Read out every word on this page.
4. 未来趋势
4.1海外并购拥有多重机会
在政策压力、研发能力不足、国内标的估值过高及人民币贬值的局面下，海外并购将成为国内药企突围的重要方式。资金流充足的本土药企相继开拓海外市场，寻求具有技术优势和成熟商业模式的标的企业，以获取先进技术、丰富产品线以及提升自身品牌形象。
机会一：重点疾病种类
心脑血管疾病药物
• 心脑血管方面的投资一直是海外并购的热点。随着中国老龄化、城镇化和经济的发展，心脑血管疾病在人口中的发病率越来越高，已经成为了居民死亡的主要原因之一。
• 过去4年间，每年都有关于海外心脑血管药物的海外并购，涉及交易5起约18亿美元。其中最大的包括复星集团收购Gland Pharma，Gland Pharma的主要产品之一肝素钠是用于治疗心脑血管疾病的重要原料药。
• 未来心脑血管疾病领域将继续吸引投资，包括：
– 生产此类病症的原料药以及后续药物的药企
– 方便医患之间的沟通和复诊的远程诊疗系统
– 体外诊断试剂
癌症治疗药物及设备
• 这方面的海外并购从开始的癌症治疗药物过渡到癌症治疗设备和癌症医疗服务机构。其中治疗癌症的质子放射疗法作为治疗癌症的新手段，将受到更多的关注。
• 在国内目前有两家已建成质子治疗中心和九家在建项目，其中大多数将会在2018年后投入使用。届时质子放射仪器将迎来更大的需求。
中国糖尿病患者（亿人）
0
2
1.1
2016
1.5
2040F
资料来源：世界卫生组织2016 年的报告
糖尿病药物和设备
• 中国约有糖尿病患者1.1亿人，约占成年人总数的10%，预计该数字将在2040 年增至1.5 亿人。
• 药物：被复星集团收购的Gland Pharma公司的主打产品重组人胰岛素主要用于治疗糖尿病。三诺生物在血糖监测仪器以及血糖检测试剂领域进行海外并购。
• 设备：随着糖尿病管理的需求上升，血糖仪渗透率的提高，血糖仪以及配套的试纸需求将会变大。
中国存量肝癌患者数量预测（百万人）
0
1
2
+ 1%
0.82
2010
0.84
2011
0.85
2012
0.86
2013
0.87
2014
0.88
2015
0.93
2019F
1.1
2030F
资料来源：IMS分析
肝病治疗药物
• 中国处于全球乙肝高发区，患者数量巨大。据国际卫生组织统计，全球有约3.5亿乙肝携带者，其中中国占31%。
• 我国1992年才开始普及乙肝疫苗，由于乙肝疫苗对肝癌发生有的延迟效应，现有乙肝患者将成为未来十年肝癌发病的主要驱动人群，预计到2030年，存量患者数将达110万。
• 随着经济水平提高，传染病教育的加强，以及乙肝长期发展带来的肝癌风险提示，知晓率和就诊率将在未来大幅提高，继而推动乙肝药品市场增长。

• Instructions to follow:
Repeat the data above exactly.

• Written response:
Read out every word on this page.
4. 未来趋势
4.1海外并购拥有多重机会
在政策压力、研发能力不足、国内标的估值过高及人民币贬值的局面下，海外并购将成为国内药企突围的重要方式。资金流充足的本土药企相继开拓海外市场，寻求具有技术优势和成熟商业模式的标的企业，以获取先进技术、丰富产品线以及提升自身品牌形象。
机会一：重点疾病种类
心脑血管疾病药物
• 心脑血管方面的投资一直是海外并购的热点。随着中国老龄化、城镇化和经济的发展，心脑血管疾病在人口中的发病率越来越高，已经成为了居民死亡的主要原因之一。
• 过去4年间，每年都有关于海外心脑血管药物的海外并购，涉及交易5起约18亿美元。其中最大的包括复星集团收购Gland Pharma，Gland Pharma的主要产品之一肝素钠是用于治疗心脑血管疾病的重要原料药。
• 未来心脑血管疾病领域将继续吸引投资，包括：
– 生产此类病症的原料药以及后续药物的药企
– 方便医患之间的沟通和复诊的远程诊疗系统
– 体外诊断试剂
癌症治疗药物及设备
• 这方面的海外并购从开始的癌症治疗药物过渡到癌症治疗设备和癌症医疗服务机构。其中治疗癌症的质子放射疗法作为治疗癌症的新手段，将受到更多的关注。
• 在国内目前有两家已建成质子治疗中心和九家在建项目，其中大多数将会在2018年后投入使用。届时质子放射仪器将迎来更大的需求。
中国糖尿病患者（亿人）
0
2
1.1
2016
1.5
2040F
资料来源：世界卫生组织2016 年的报告
糖尿病药物和设备
• 中国约有糖尿病患者1.1亿人，约占成年人总数的10%，预计该数字将在2040 年增至1.5 亿人。
• 药物：被复星集团收购的Gland Pharma公司的主打产品重组人胰岛素主要用于治疗糖尿病。三诺生物在血糖监测仪器以及血糖检测试剂领域进行海外并购。
• 设备：随着糖尿病管理的需求上升，血糖仪渗透率的提高，血糖仪以及配套的试纸需求将会变大。
中国存量肝癌患者数量预测（百万人）
0
1
2
+ 1%
0.82
2010
0.84
2011
0.85
2012
0.86
2013
0.87
2014
0.88
2015
0.93
2019F
1.1
2030F
资料来源：IMS分析
肝病治疗药物
• 中国处于全球乙肝高发区，患者数量巨大。据国际卫生组织统计，全球有约3.5亿乙肝携带者，其中中国占31%。
• 我国1992年才开始普及乙肝疫苗，由于乙肝疫苗对肝癌发生有的延迟效应，现有乙肝患者将成为未来十年肝癌发病的主要驱动人群，预计到2030年，存量患者数将达110万。
• 随着经济水平提高，传染病教育的加强，以及乙肝长期发展带来的肝癌风险提示，知晓率和就诊率将在未来大幅提高，继而推动乙肝药品市场增长。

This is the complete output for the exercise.